>> Start PROVIDED RECORDS

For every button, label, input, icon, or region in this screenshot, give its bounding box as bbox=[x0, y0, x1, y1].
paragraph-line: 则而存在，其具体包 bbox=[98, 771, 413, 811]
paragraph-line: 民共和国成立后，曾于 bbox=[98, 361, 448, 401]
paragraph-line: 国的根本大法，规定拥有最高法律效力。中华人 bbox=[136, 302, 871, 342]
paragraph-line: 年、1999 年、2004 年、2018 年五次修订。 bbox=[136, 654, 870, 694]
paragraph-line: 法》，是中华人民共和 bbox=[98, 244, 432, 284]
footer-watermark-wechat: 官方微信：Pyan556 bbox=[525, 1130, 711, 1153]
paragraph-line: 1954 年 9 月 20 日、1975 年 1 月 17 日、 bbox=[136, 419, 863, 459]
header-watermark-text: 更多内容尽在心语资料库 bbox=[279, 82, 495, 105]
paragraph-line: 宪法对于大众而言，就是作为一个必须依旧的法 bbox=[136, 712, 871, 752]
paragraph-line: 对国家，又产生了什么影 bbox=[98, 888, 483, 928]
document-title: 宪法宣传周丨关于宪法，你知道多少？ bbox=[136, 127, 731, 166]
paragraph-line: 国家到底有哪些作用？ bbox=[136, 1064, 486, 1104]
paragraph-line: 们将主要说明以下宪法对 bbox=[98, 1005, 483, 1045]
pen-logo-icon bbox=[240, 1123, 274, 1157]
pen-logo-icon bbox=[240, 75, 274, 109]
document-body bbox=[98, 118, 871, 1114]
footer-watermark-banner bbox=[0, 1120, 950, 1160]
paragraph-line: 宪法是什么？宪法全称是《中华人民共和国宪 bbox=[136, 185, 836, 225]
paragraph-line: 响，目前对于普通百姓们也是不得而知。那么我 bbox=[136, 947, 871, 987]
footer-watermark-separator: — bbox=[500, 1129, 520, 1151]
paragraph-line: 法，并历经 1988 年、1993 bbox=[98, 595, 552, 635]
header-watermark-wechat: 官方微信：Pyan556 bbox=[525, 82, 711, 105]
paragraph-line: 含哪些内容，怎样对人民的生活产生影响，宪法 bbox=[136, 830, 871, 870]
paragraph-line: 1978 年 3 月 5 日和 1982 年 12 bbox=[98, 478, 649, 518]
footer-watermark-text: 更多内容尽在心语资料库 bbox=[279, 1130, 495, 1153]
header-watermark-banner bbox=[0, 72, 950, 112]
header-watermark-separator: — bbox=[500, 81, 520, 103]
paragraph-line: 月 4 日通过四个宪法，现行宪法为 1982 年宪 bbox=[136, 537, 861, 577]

>> End PROVIDED RECORDS

- [TASK DIRECTIONS] Rewrite every line of the data above, changing each "paragraph-line" to "text-line" and leaving everything else as it is.

- [TASK RESPONSE]
For every button, label, input, icon, or region in this screenshot, give its bounding box as bbox=[x0, y0, x1, y1].
text-line: 则而存在，其具体包 bbox=[98, 771, 413, 811]
text-line: 民共和国成立后，曾于 bbox=[98, 361, 448, 401]
text-line: 国的根本大法，规定拥有最高法律效力。中华人 bbox=[136, 302, 871, 342]
text-line: 年、1999 年、2004 年、2018 年五次修订。 bbox=[136, 654, 870, 694]
text-line: 法》，是中华人民共和 bbox=[98, 244, 432, 284]
footer-watermark-wechat: 官方微信：Pyan556 bbox=[525, 1130, 711, 1153]
text-line: 1954 年 9 月 20 日、1975 年 1 月 17 日、 bbox=[136, 419, 863, 459]
header-watermark-text: 更多内容尽在心语资料库 bbox=[279, 82, 495, 105]
text-line: 宪法对于大众而言，就是作为一个必须依旧的法 bbox=[136, 712, 871, 752]
text-line: 对国家，又产生了什么影 bbox=[98, 888, 483, 928]
document-title: 宪法宣传周丨关于宪法，你知道多少？ bbox=[136, 127, 731, 166]
text-line: 国家到底有哪些作用？ bbox=[136, 1064, 486, 1104]
text-line: 们将主要说明以下宪法对 bbox=[98, 1005, 483, 1045]
pen-logo-icon bbox=[240, 1123, 274, 1157]
pen-logo-icon bbox=[240, 75, 274, 109]
document-body bbox=[98, 118, 871, 1114]
footer-watermark-banner bbox=[0, 1120, 950, 1160]
text-line: 宪法是什么？宪法全称是《中华人民共和国宪 bbox=[136, 185, 836, 225]
text-line: 响，目前对于普通百姓们也是不得而知。那么我 bbox=[136, 947, 871, 987]
footer-watermark-separator: — bbox=[500, 1129, 520, 1151]
text-line: 法，并历经 1988 年、1993 bbox=[98, 595, 552, 635]
header-watermark-wechat: 官方微信：Pyan556 bbox=[525, 82, 711, 105]
text-line: 含哪些内容，怎样对人民的生活产生影响，宪法 bbox=[136, 830, 871, 870]
text-line: 1978 年 3 月 5 日和 1982 年 12 bbox=[98, 478, 649, 518]
footer-watermark-text: 更多内容尽在心语资料库 bbox=[279, 1130, 495, 1153]
header-watermark-banner bbox=[0, 72, 950, 112]
header-watermark-separator: — bbox=[500, 81, 520, 103]
text-line: 月 4 日通过四个宪法，现行宪法为 1982 年宪 bbox=[136, 537, 861, 577]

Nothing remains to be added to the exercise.